» **Set exercise**:
Look over the lines below. Report each one that includes the string "light".

» **Records for this task**:
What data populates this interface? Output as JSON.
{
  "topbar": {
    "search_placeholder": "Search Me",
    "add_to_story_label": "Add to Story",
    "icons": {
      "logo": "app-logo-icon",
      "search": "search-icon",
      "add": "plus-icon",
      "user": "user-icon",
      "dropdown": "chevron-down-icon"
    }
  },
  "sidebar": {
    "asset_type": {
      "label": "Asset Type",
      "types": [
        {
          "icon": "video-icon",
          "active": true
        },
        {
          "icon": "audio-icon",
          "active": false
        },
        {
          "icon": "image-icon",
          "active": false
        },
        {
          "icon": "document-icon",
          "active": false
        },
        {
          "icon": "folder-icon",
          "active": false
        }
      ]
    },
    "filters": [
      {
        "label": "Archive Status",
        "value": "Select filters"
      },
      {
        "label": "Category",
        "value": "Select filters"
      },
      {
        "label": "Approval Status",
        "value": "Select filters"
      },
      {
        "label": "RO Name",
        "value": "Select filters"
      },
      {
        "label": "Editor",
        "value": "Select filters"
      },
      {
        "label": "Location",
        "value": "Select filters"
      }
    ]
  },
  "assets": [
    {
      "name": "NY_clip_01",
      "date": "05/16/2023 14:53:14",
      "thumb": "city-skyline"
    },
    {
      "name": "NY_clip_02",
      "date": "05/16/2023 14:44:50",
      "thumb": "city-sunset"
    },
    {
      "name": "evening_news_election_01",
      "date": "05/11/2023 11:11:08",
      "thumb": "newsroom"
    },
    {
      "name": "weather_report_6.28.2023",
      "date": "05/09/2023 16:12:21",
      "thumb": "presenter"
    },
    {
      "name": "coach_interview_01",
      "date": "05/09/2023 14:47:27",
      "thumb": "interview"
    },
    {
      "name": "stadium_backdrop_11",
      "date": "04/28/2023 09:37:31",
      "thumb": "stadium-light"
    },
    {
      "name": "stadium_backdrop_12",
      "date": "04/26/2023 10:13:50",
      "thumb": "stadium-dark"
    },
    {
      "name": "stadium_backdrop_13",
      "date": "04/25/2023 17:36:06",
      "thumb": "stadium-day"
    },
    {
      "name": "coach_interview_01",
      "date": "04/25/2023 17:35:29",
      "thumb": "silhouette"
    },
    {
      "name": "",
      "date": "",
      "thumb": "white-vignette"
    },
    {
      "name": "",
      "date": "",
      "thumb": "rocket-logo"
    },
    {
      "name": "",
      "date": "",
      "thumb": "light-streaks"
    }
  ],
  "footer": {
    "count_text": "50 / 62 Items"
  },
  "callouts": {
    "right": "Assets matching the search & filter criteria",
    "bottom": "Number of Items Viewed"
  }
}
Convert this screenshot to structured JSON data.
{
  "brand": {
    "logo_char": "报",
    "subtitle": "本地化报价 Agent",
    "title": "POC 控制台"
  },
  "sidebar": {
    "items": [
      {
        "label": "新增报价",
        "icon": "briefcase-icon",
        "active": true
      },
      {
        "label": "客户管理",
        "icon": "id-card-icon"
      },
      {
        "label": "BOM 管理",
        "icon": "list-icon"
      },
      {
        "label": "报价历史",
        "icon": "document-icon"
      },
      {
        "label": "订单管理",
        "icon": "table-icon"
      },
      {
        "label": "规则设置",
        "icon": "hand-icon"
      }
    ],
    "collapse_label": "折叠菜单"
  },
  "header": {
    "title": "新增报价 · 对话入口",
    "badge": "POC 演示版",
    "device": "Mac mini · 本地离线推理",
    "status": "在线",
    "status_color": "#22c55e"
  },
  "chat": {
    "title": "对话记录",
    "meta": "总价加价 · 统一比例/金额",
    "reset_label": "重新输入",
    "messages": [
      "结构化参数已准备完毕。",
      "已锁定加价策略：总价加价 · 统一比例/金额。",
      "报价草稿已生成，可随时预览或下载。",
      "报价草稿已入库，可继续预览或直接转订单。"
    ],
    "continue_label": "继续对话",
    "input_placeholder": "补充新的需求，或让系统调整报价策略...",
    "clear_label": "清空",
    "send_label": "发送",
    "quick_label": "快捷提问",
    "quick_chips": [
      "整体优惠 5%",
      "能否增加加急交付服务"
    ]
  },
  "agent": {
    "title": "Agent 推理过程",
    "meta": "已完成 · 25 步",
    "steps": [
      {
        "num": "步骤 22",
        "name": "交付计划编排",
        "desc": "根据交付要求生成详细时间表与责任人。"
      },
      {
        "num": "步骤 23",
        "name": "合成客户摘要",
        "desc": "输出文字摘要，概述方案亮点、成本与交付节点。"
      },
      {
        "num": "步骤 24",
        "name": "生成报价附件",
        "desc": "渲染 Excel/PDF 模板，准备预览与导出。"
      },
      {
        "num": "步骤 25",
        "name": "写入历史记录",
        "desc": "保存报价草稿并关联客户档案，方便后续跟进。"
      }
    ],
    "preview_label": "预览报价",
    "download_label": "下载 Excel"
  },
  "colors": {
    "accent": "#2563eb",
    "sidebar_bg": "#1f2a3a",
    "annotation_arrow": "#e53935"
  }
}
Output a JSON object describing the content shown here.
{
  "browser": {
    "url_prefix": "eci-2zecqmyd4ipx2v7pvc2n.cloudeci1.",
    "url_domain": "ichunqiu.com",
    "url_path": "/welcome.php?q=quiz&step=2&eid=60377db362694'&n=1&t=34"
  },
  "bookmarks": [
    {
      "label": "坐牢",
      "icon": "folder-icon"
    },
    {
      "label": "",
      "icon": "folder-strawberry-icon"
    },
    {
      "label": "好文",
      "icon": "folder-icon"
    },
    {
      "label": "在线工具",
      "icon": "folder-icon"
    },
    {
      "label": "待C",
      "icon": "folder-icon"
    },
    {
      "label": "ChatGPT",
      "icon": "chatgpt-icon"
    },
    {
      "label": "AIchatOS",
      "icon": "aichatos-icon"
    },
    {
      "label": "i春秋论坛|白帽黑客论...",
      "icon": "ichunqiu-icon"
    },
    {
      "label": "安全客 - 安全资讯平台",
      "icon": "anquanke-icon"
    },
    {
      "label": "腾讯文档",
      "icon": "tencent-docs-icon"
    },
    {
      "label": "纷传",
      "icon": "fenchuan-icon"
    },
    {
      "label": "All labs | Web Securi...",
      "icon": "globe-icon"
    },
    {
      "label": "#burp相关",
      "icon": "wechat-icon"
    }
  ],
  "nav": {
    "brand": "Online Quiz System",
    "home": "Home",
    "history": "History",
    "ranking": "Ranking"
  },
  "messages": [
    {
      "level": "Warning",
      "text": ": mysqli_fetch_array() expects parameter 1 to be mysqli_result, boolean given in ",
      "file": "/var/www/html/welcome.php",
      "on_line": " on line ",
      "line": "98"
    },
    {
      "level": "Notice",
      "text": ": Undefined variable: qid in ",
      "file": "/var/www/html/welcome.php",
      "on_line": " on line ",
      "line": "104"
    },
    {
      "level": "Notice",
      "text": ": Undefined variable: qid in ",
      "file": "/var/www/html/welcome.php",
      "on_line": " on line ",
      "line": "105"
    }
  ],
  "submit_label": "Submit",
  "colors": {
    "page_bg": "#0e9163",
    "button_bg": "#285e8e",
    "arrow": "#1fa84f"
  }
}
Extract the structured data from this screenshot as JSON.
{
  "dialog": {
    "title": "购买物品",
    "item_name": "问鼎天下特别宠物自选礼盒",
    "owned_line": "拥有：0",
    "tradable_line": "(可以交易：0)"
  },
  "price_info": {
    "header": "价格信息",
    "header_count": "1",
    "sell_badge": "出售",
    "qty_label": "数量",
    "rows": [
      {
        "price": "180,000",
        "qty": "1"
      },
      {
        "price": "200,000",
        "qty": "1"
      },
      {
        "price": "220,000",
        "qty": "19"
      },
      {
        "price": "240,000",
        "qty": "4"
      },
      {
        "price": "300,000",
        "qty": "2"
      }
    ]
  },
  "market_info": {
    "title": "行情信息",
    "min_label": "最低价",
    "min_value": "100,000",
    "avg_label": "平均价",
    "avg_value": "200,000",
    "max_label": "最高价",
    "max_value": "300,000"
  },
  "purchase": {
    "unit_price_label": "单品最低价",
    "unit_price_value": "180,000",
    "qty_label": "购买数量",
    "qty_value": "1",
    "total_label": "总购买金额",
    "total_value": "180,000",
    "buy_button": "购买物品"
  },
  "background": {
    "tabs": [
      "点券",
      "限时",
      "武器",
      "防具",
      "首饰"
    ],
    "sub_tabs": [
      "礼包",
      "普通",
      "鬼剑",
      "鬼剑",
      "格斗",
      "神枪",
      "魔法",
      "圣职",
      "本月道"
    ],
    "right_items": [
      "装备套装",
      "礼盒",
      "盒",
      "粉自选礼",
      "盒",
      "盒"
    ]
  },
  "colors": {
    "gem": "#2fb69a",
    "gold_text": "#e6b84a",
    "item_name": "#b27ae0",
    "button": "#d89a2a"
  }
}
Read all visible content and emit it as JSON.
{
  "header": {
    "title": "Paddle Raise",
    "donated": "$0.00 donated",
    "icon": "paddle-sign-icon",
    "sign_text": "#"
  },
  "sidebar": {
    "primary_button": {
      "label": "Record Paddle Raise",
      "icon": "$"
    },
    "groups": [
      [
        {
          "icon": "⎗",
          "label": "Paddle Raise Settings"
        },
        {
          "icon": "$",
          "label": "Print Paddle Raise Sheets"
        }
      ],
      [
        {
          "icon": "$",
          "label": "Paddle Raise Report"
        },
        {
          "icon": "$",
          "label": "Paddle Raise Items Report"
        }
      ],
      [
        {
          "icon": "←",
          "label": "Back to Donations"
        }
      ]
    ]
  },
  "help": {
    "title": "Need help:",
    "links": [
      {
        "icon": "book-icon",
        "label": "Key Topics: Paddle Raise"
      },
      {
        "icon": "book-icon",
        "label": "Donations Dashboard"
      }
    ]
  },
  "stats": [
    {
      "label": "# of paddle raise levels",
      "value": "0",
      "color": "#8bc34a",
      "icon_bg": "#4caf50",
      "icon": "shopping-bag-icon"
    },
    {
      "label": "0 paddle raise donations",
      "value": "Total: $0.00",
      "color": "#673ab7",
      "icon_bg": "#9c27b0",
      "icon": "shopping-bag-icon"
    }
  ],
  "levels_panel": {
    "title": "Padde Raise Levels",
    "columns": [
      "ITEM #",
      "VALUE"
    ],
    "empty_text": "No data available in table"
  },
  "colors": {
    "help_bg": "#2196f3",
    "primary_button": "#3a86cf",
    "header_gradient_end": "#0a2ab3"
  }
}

» **Task output**:
      "thumb": "stadium-light"
      "thumb": "light-streaks"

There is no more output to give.